(Data items)
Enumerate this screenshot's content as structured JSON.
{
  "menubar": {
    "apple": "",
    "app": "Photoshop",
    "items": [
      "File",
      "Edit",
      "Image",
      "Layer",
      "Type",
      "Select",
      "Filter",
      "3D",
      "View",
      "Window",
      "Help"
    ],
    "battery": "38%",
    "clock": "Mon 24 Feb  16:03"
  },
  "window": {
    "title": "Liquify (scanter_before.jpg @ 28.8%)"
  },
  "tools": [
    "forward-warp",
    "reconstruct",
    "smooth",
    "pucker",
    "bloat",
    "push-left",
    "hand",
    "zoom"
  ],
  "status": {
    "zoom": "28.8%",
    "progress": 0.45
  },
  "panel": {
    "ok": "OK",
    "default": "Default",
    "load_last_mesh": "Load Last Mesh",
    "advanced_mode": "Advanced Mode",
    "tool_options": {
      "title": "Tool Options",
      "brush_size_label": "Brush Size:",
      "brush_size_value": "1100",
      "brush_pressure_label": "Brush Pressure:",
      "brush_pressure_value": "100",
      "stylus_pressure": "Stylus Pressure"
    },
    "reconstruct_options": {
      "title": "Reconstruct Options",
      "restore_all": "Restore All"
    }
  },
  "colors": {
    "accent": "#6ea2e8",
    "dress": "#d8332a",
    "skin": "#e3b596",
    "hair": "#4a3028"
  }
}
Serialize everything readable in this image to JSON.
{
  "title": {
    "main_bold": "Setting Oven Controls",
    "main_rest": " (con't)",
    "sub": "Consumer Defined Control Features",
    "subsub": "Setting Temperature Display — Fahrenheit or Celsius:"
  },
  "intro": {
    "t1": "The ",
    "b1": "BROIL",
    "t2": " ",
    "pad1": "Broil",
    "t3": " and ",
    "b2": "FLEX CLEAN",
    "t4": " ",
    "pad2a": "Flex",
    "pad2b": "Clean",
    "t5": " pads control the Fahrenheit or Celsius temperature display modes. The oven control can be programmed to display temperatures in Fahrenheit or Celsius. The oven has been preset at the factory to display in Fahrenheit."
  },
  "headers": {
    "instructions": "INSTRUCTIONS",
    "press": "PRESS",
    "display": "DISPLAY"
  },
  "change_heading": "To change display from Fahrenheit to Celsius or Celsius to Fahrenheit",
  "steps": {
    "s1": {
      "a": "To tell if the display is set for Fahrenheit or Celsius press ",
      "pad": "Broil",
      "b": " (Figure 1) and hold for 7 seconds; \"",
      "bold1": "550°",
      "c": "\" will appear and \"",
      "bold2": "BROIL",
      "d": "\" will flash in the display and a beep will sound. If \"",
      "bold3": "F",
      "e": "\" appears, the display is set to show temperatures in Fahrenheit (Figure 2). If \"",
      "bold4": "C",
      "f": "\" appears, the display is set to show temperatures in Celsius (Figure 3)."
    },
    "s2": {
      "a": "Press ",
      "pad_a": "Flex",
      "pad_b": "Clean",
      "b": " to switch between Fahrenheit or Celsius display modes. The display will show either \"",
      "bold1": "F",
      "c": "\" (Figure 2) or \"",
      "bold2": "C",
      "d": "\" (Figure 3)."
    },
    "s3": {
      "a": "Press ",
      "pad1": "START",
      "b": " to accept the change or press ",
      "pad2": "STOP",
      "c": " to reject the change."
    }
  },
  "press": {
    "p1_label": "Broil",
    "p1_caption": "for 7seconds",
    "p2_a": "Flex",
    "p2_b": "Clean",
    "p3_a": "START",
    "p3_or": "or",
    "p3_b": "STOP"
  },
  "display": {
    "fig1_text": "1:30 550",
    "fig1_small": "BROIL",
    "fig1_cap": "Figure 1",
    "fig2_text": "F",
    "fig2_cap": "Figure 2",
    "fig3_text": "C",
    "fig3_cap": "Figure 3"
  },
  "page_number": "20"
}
--
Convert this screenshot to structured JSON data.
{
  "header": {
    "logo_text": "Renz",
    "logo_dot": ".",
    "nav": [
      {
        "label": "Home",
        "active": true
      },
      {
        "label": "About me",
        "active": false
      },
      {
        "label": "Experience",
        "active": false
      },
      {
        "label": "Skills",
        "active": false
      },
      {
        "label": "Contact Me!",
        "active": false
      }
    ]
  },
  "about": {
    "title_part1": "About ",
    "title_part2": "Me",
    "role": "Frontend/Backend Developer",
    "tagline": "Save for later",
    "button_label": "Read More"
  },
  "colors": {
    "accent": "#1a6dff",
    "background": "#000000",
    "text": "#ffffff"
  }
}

◆ **What you should do**:
Search the listing for the word "Figure" and return each line that holds it.

◆ **Output of the task**:
      "b": " (Figure 1) and hold for 7 seconds; \"",
      "e": "\" appears, the display is set to show temperatures in Fahrenheit (Figure 2). If \"",
      "f": "\" appears, the display is set to show temperatures in Celsius (Figure 3)."
      "c": "\" (Figure 2) or \"",
      "d": "\" (Figure 3)."
    "fig1_cap": "Figure 1",
    "fig2_cap": "Figure 2",
    "fig3_cap": "Figure 3"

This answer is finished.